WHAT IS BEING ASKED
Retype all of the data exactly as given.

Figure record listings:
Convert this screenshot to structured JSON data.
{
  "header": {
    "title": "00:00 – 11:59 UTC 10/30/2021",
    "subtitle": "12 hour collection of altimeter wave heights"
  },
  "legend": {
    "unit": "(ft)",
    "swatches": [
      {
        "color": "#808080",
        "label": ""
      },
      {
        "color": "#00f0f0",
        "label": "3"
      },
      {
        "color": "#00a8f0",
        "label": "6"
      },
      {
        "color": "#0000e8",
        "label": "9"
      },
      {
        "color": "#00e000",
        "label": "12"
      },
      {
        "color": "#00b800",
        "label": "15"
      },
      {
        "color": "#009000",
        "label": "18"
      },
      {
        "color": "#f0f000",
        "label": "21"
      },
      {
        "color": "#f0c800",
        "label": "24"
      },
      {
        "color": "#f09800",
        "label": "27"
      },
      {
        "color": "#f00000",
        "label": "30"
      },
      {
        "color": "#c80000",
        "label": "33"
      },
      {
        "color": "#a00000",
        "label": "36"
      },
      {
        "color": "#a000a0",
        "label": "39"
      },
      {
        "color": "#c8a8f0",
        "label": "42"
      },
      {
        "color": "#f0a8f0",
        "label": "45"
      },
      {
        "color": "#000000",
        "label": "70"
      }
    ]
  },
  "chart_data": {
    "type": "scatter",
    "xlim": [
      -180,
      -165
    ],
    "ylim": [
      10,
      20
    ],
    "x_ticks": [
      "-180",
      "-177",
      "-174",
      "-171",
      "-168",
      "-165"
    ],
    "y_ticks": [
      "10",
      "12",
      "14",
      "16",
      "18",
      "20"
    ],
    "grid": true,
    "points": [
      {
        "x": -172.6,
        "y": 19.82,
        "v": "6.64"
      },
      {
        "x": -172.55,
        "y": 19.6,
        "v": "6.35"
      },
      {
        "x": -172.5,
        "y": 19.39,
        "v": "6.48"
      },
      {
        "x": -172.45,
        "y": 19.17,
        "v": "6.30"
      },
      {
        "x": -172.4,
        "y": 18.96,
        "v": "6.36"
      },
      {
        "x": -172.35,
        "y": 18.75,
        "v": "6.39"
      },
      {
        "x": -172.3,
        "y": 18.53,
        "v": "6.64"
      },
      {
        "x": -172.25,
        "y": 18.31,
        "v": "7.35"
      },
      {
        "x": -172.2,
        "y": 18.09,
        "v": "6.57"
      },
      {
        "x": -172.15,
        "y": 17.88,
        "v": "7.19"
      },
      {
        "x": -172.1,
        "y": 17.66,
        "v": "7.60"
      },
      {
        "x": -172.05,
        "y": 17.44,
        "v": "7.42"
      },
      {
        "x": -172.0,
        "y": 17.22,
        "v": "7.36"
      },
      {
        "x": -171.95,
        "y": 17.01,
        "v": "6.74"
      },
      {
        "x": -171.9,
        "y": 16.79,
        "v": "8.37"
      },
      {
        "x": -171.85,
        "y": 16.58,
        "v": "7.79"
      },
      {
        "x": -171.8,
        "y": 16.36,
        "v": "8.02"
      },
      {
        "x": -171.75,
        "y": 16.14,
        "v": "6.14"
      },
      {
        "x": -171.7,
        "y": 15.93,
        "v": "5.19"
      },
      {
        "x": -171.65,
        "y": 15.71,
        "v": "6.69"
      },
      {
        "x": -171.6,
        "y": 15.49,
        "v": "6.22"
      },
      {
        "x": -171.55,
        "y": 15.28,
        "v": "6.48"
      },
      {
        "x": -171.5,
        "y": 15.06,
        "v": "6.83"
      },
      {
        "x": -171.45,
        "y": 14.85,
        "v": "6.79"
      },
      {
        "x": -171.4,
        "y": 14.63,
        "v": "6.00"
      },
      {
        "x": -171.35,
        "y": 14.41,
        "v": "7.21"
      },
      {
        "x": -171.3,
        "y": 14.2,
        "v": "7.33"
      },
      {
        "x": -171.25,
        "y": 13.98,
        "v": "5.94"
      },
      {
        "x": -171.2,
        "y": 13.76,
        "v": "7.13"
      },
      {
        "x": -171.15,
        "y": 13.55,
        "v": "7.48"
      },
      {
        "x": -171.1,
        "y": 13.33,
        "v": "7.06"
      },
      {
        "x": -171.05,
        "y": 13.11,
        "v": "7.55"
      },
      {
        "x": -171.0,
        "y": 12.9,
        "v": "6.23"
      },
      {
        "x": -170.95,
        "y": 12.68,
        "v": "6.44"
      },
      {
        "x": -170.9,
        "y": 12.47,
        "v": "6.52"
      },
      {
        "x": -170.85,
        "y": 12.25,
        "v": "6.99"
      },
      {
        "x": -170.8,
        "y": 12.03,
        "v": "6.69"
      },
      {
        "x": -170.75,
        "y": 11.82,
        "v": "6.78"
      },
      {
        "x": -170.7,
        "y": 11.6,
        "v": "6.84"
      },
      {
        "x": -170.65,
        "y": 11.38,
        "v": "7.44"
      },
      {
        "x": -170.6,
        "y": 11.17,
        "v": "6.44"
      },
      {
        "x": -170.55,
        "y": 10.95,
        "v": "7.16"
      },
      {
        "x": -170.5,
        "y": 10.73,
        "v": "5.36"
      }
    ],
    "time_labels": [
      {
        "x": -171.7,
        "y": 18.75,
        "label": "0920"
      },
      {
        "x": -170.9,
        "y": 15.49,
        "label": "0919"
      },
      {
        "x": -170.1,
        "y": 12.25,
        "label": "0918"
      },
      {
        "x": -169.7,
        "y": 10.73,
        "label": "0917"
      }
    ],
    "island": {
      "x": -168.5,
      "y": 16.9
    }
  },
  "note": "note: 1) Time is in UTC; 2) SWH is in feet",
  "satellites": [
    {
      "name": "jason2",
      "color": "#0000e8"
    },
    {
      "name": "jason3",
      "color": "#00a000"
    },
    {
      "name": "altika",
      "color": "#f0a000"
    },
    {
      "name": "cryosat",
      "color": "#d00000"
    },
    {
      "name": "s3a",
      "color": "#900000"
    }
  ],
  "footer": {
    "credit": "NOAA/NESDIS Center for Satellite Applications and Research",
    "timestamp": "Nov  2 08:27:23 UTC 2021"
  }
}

ANSWER TO THE PROBLEM
Convert this screenshot to structured JSON data.
{
  "header": {
    "title": "00:00 – 11:59 UTC 10/30/2021",
    "subtitle": "12 hour collection of altimeter wave heights"
  },
  "legend": {
    "unit": "(ft)",
    "swatches": [
      {
        "color": "#808080",
        "label": ""
      },
      {
        "color": "#00f0f0",
        "label": "3"
      },
      {
        "color": "#00a8f0",
        "label": "6"
      },
      {
        "color": "#0000e8",
        "label": "9"
      },
      {
        "color": "#00e000",
        "label": "12"
      },
      {
        "color": "#00b800",
        "label": "15"
      },
      {
        "color": "#009000",
        "label": "18"
      },
      {
        "color": "#f0f000",
        "label": "21"
      },
      {
        "color": "#f0c800",
        "label": "24"
      },
      {
        "color": "#f09800",
        "label": "27"
      },
      {
        "color": "#f00000",
        "label": "30"
      },
      {
        "color": "#c80000",
        "label": "33"
      },
      {
        "color": "#a00000",
        "label": "36"
      },
      {
        "color": "#a000a0",
        "label": "39"
      },
      {
        "color": "#c8a8f0",
        "label": "42"
      },
      {
        "color": "#f0a8f0",
        "label": "45"
      },
      {
        "color": "#000000",
        "label": "70"
      }
    ]
  },
  "chart_data": {
    "type": "scatter",
    "xlim": [
      -180,
      -165
    ],
    "ylim": [
      10,
      20
    ],
    "x_ticks": [
      "-180",
      "-177",
      "-174",
      "-171",
      "-168",
      "-165"
    ],
    "y_ticks": [
      "10",
      "12",
      "14",
      "16",
      "18",
      "20"
    ],
    "grid": true,
    "points": [
      {
        "x": -172.6,
        "y": 19.82,
        "v": "6.64"
      },
      {
        "x": -172.55,
        "y": 19.6,
        "v": "6.35"
      },
      {
        "x": -172.5,
        "y": 19.39,
        "v": "6.48"
      },
      {
        "x": -172.45,
        "y": 19.17,
        "v": "6.30"
      },
      {
        "x": -172.4,
        "y": 18.96,
        "v": "6.36"
      },
      {
        "x": -172.35,
        "y": 18.75,
        "v": "6.39"
      },
      {
        "x": -172.3,
        "y": 18.53,
        "v": "6.64"
      },
      {
        "x": -172.25,
        "y": 18.31,
        "v": "7.35"
      },
      {
        "x": -172.2,
        "y": 18.09,
        "v": "6.57"
      },
      {
        "x": -172.15,
        "y": 17.88,
        "v": "7.19"
      },
      {
        "x": -172.1,
        "y": 17.66,
        "v": "7.60"
      },
      {
        "x": -172.05,
        "y": 17.44,
        "v": "7.42"
      },
      {
        "x": -172.0,
        "y": 17.22,
        "v": "7.36"
      },
      {
        "x": -171.95,
        "y": 17.01,
        "v": "6.74"
      },
      {
        "x": -171.9,
        "y": 16.79,
        "v": "8.37"
      },
      {
        "x": -171.85,
        "y": 16.58,
        "v": "7.79"
      },
      {
        "x": -171.8,
        "y": 16.36,
        "v": "8.02"
      },
      {
        "x": -171.75,
        "y": 16.14,
        "v": "6.14"
      },
      {
        "x": -171.7,
        "y": 15.93,
        "v": "5.19"
      },
      {
        "x": -171.65,
        "y": 15.71,
        "v": "6.69"
      },
      {
        "x": -171.6,
        "y": 15.49,
        "v": "6.22"
      },
      {
        "x": -171.55,
        "y": 15.28,
        "v": "6.48"
      },
      {
        "x": -171.5,
        "y": 15.06,
        "v": "6.83"
      },
      {
        "x": -171.45,
        "y": 14.85,
        "v": "6.79"
      },
      {
        "x": -171.4,
        "y": 14.63,
        "v": "6.00"
      },
      {
        "x": -171.35,
        "y": 14.41,
        "v": "7.21"
      },
      {
        "x": -171.3,
        "y": 14.2,
        "v": "7.33"
      },
      {
        "x": -171.25,
        "y": 13.98,
        "v": "5.94"
      },
      {
        "x": -171.2,
        "y": 13.76,
        "v": "7.13"
      },
      {
        "x": -171.15,
        "y": 13.55,
        "v": "7.48"
      },
      {
        "x": -171.1,
        "y": 13.33,
        "v": "7.06"
      },
      {
        "x": -171.05,
        "y": 13.11,
        "v": "7.55"
      },
      {
        "x": -171.0,
        "y": 12.9,
        "v": "6.23"
      },
      {
        "x": -170.95,
        "y": 12.68,
        "v": "6.44"
      },
      {
        "x": -170.9,
        "y": 12.47,
        "v": "6.52"
      },
      {
        "x": -170.85,
        "y": 12.25,
        "v": "6.99"
      },
      {
        "x": -170.8,
        "y": 12.03,
        "v": "6.69"
      },
      {
        "x": -170.75,
        "y": 11.82,
        "v": "6.78"
      },
      {
        "x": -170.7,
        "y": 11.6,
        "v": "6.84"
      },
      {
        "x": -170.65,
        "y": 11.38,
        "v": "7.44"
      },
      {
        "x": -170.6,
        "y": 11.17,
        "v": "6.44"
      },
      {
        "x": -170.55,
        "y": 10.95,
        "v": "7.16"
      },
      {
        "x": -170.5,
        "y": 10.73,
        "v": "5.36"
      }
    ],
    "time_labels": [
      {
        "x": -171.7,
        "y": 18.75,
        "label": "0920"
      },
      {
        "x": -170.9,
        "y": 15.49,
        "label": "0919"
      },
      {
        "x": -170.1,
        "y": 12.25,
        "label": "0918"
      },
      {
        "x": -169.7,
        "y": 10.73,
        "label": "0917"
      }
    ],
    "island": {
      "x": -168.5,
      "y": 16.9
    }
  },
  "note": "note: 1) Time is in UTC; 2) SWH is in feet",
  "satellites": [
    {
      "name": "jason2",
      "color": "#0000e8"
    },
    {
      "name": "jason3",
      "color": "#00a000"
    },
    {
      "name": "altika",
      "color": "#f0a000"
    },
    {
      "name": "cryosat",
      "color": "#d00000"
    },
    {
      "name": "s3a",
      "color": "#900000"
    }
  ],
  "footer": {
    "credit": "NOAA/NESDIS Center for Satellite Applications and Research",
    "timestamp": "Nov  2 08:27:23 UTC 2021"
  }
}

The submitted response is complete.